DOCUMENT SEGMENT
——————
These plants flower in response to shorter daylight hours. Flowering also is related to nighttime temperatures. Ideal temperature range for flower bud development is between 55 and 60 degrees for a period of six weeks. As long as the temperatures remain in this range, plants will develop buds regardless of daylight hours. To achieve short-daylight induced blooming, place plants in a room that does not have any artificial light source such as lamps. The plants should receive no more than 8-11 hours of light. Plants also can be forced into re-blooming each year by using timers to control a shorter light exposure.

During flower bud formation, stop fertilizing and only water enough to keep the leaves from becoming shriveled. Sometimes

my plants reward me with a few more blooms again in March or April. My personal observation is that keeping them on the dry side after flowering is a sort of rest period that, when followed by fertilization, invigorates them into blooming again. If one wishes to force blooms any other time of the year, all that is required is to keep the plants cooler and in the dark for 13-16 hours for about four weeks.
——————
BRIEF 1
According to the passage on plant flowering, what temperature range is ideal for flower bud development?
BRIEF 2
Continue the passage on bringing these plants into bloom, starting after its last sentence.

Records from a data source
——————
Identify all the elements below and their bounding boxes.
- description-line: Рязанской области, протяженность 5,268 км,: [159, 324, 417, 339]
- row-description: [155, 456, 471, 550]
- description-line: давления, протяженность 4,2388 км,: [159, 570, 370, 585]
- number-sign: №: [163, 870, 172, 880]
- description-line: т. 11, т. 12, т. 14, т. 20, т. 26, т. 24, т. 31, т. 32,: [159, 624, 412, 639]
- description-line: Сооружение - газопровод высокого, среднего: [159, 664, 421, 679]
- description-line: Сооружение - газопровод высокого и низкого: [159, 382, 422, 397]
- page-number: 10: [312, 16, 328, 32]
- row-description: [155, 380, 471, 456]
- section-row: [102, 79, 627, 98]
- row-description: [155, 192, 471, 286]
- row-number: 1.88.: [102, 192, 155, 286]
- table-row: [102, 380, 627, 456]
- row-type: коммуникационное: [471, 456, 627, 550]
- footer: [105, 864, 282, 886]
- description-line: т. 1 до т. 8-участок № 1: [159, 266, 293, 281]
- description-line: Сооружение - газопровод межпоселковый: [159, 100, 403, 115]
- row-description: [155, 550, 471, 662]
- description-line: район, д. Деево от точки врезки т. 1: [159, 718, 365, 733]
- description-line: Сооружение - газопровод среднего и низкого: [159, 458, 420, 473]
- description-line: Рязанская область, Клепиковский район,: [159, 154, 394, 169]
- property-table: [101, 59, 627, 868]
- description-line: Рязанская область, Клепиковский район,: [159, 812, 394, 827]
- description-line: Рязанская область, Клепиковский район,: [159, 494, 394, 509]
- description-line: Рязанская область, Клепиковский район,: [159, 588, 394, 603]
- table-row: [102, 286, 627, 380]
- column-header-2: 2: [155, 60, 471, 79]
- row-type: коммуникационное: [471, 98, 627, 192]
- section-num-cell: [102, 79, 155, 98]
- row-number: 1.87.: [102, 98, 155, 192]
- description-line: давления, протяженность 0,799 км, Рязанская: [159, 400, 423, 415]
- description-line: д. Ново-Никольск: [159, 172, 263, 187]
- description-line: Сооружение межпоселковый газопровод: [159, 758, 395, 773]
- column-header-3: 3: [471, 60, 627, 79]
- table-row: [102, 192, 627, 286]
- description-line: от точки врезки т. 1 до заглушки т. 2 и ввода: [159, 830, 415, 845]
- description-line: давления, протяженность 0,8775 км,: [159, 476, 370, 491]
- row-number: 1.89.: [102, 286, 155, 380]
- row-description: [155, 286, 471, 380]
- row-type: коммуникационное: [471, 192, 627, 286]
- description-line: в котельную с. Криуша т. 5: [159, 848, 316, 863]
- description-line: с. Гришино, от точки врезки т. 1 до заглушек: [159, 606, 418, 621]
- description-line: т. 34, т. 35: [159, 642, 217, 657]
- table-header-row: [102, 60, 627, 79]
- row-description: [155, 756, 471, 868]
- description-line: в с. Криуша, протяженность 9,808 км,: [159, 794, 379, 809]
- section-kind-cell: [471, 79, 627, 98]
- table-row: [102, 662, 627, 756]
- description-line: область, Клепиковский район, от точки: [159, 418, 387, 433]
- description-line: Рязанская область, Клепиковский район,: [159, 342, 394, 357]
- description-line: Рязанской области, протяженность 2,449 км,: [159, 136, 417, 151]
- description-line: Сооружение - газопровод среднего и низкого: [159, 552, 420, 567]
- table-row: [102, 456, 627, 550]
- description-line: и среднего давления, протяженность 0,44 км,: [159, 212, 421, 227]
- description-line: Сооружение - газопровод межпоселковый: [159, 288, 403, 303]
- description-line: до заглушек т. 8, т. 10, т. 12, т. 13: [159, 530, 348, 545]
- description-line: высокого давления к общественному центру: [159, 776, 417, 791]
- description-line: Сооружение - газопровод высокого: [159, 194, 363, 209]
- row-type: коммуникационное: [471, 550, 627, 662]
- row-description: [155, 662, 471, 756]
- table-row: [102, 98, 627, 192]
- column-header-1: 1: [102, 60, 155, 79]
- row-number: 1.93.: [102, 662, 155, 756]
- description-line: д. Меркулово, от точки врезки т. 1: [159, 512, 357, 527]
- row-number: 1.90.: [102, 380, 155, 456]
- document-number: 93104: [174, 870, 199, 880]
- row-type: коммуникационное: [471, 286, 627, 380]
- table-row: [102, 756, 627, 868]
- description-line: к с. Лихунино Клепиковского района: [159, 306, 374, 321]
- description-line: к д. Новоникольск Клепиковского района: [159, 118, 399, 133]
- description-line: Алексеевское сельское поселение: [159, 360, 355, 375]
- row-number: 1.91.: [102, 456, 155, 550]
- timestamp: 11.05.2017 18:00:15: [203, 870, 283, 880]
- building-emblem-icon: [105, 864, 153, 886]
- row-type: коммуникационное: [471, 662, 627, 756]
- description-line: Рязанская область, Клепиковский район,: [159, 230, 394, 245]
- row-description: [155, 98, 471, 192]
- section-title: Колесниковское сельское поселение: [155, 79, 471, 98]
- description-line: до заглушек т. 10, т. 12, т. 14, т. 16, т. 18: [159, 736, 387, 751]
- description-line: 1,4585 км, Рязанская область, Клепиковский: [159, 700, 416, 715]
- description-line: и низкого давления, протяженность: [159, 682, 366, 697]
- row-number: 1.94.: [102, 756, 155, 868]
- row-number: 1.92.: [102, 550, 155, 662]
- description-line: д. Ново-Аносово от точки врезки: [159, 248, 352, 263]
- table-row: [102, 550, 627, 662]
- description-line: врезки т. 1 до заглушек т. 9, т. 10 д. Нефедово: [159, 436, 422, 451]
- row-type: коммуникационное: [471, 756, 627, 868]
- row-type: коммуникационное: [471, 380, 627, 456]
——————
RESULT 1
Between 55 and 60 degrees, for a period of six weeks.

RESULT 2
One of the most frustrating things that can happen is to have flower buds drop off the plant before they bloom. Several different conditions, usually over-watering, insufficient light, or relocating the plant during early bud development can cause bud drop. Years ago I discovered that moving a plant led to the buds "turning" toward the light source and then falling off! Now I leave them alone until the buds are well developed and nearly in bloom before I relocate for viewing enjoyment. I should warn you that any newly purchased plant in bud will most likely drop some buds at home due to the abrupt light source change. Drafts and temperature extremes also can cause buds to drop.

These plants are easy to grow and are lovely just as houseplants. They are fairly disease resistant. However, since they are tropical cacti and not desert types, their needs are somewhat different. Bright

indoor light intensity or outdoor shade and soil high in organic matter are recommended. Water when the soil surface begins to feel dry. The plant may be kept drier in fall. Any well-balanced fertilizer may be used according to label directions. Try to resist the temptation to repot this plant as it thrives on being pot-bound to flower. If you do repot, do not step up to a larger pot size and wait until the plant stops flowering. Pruning after blooming will encourage the plant to branch. Remove a few sections of each stem by pinching or cutting. These can be rooted in moist potting soil or in water to produce new plants.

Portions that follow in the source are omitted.